**Exercise directions**
Check each line below for the word "JSON", and copy those that have it.

**Raw records**
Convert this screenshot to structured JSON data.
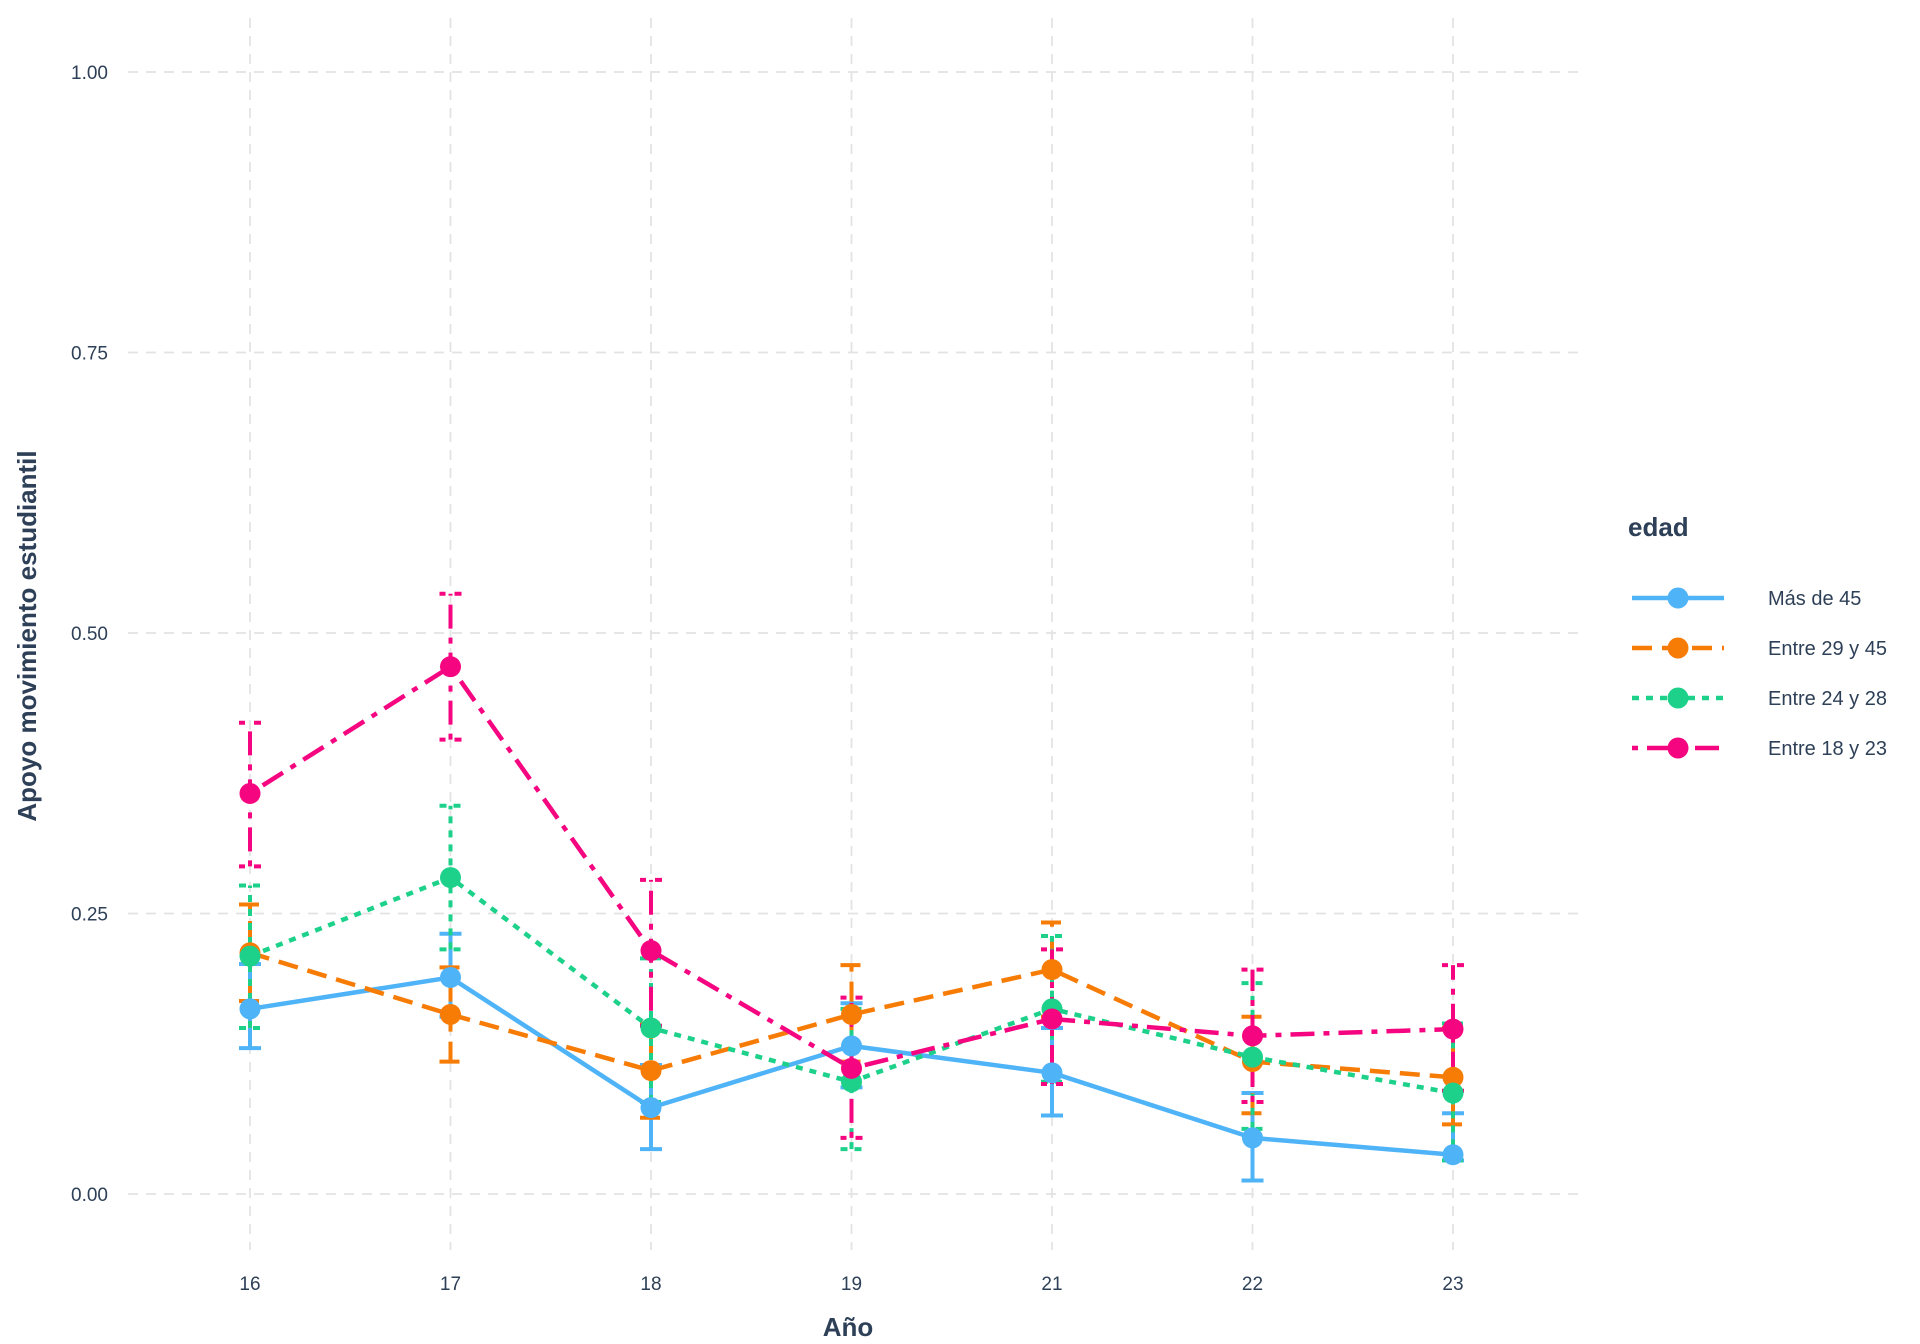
{
  "chart_data": {
    "type": "line",
    "title": "",
    "xlabel": "Año",
    "ylabel": "Apoyo movimiento estudiantil",
    "categories": [
      "16",
      "17",
      "18",
      "19",
      "21",
      "22",
      "23"
    ],
    "yticks": [
      "0.00",
      "0.25",
      "0.50",
      "0.75",
      "1.00"
    ],
    "ylim": [
      -0.05,
      1.05
    ],
    "grid": true,
    "legend": {
      "title": "edad",
      "position": "right"
    },
    "error_bars": true,
    "series": [
      {
        "name": "Más de 45",
        "color": "#4fb3f7",
        "linestyle": "solid",
        "values": [
          0.165,
          0.193,
          0.077,
          0.132,
          0.108,
          0.05,
          0.035
        ],
        "lower": [
          0.13,
          0.158,
          0.04,
          0.095,
          0.07,
          0.012,
          0.03
        ],
        "upper": [
          0.205,
          0.232,
          0.115,
          0.17,
          0.148,
          0.09,
          0.072
        ]
      },
      {
        "name": "Entre 29 y 45",
        "color": "#f77c06",
        "linestyle": "dashed",
        "values": [
          0.215,
          0.16,
          0.11,
          0.16,
          0.2,
          0.118,
          0.104
        ],
        "lower": [
          0.172,
          0.118,
          0.068,
          0.118,
          0.158,
          0.072,
          0.062
        ],
        "upper": [
          0.258,
          0.202,
          0.152,
          0.204,
          0.242,
          0.158,
          0.148
        ]
      },
      {
        "name": "Entre 24 y 28",
        "color": "#1dd18b",
        "linestyle": "dotted",
        "values": [
          0.212,
          0.282,
          0.148,
          0.1,
          0.165,
          0.122,
          0.09
        ],
        "lower": [
          0.148,
          0.218,
          0.082,
          0.04,
          0.1,
          0.058,
          0.03
        ],
        "upper": [
          0.275,
          0.346,
          0.21,
          0.165,
          0.23,
          0.188,
          0.152
        ]
      },
      {
        "name": "Entre 18 y 23",
        "color": "#f5057f",
        "linestyle": "dotdash",
        "values": [
          0.357,
          0.47,
          0.217,
          0.112,
          0.156,
          0.141,
          0.147
        ],
        "lower": [
          0.292,
          0.405,
          0.15,
          0.05,
          0.098,
          0.082,
          0.092
        ],
        "upper": [
          0.42,
          0.535,
          0.28,
          0.175,
          0.218,
          0.2,
          0.204
        ]
      }
    ]
  }
}
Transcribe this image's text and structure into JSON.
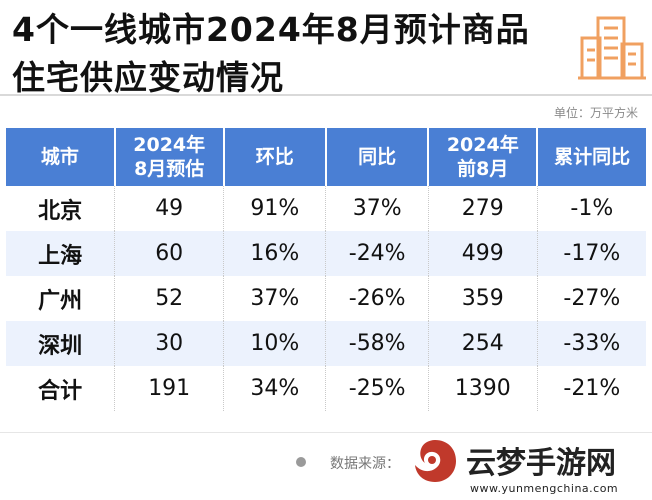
{
  "title": {
    "line1": "4个一线城市2024年8月预计商品",
    "line2": "住宅供应变动情况"
  },
  "unit_label": "单位：万平方米",
  "table": {
    "headers": [
      "城市",
      "2024年\n8月预估",
      "环比",
      "同比",
      "2024年\n前8月",
      "累计同比"
    ],
    "rows": [
      [
        "北京",
        "49",
        "91%",
        "37%",
        "279",
        "-1%"
      ],
      [
        "上海",
        "60",
        "16%",
        "-24%",
        "499",
        "-17%"
      ],
      [
        "广州",
        "52",
        "37%",
        "-26%",
        "359",
        "-27%"
      ],
      [
        "深圳",
        "30",
        "10%",
        "-58%",
        "254",
        "-33%"
      ],
      [
        "合计",
        "191",
        "34%",
        "-25%",
        "1390",
        "-21%"
      ]
    ]
  },
  "source_label": "数据来源：",
  "watermark": {
    "brand": "云梦手游网",
    "url": "www.yunmengchina.com"
  },
  "colors": {
    "header_bg": "#4a7fd4",
    "row_alt_bg": "#ecf2fd",
    "icon_orange": "#f0a060",
    "logo_red": "#c0392b"
  }
}
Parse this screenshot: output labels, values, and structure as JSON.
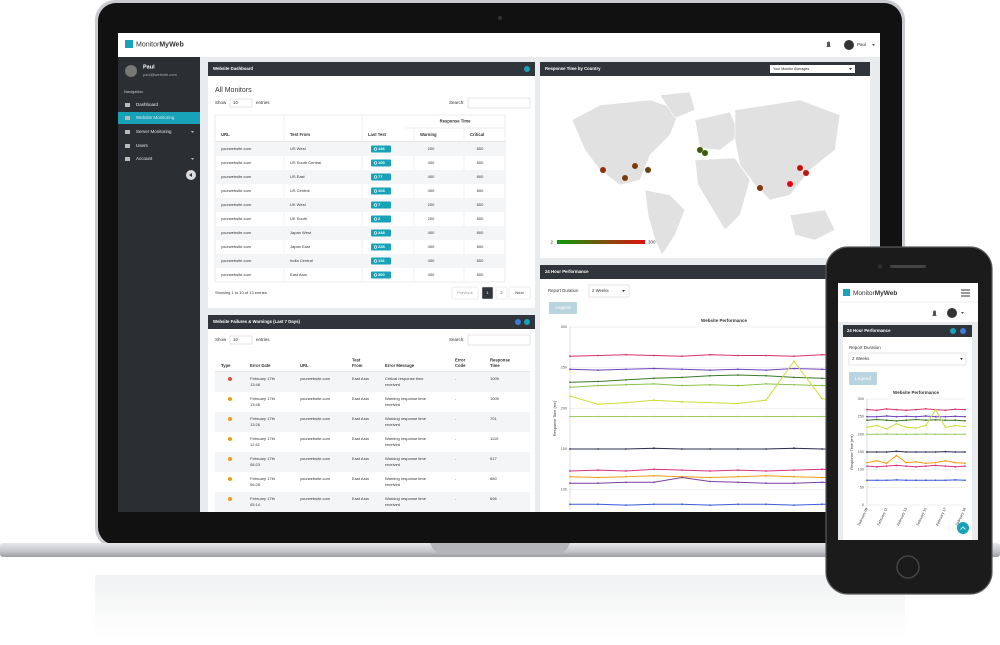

**Result**
Convert this screenshot to structured JSON data.
Transcribe this image's text and structure into JSON.
Parse this screenshot: output labels, values, and structure as JSON.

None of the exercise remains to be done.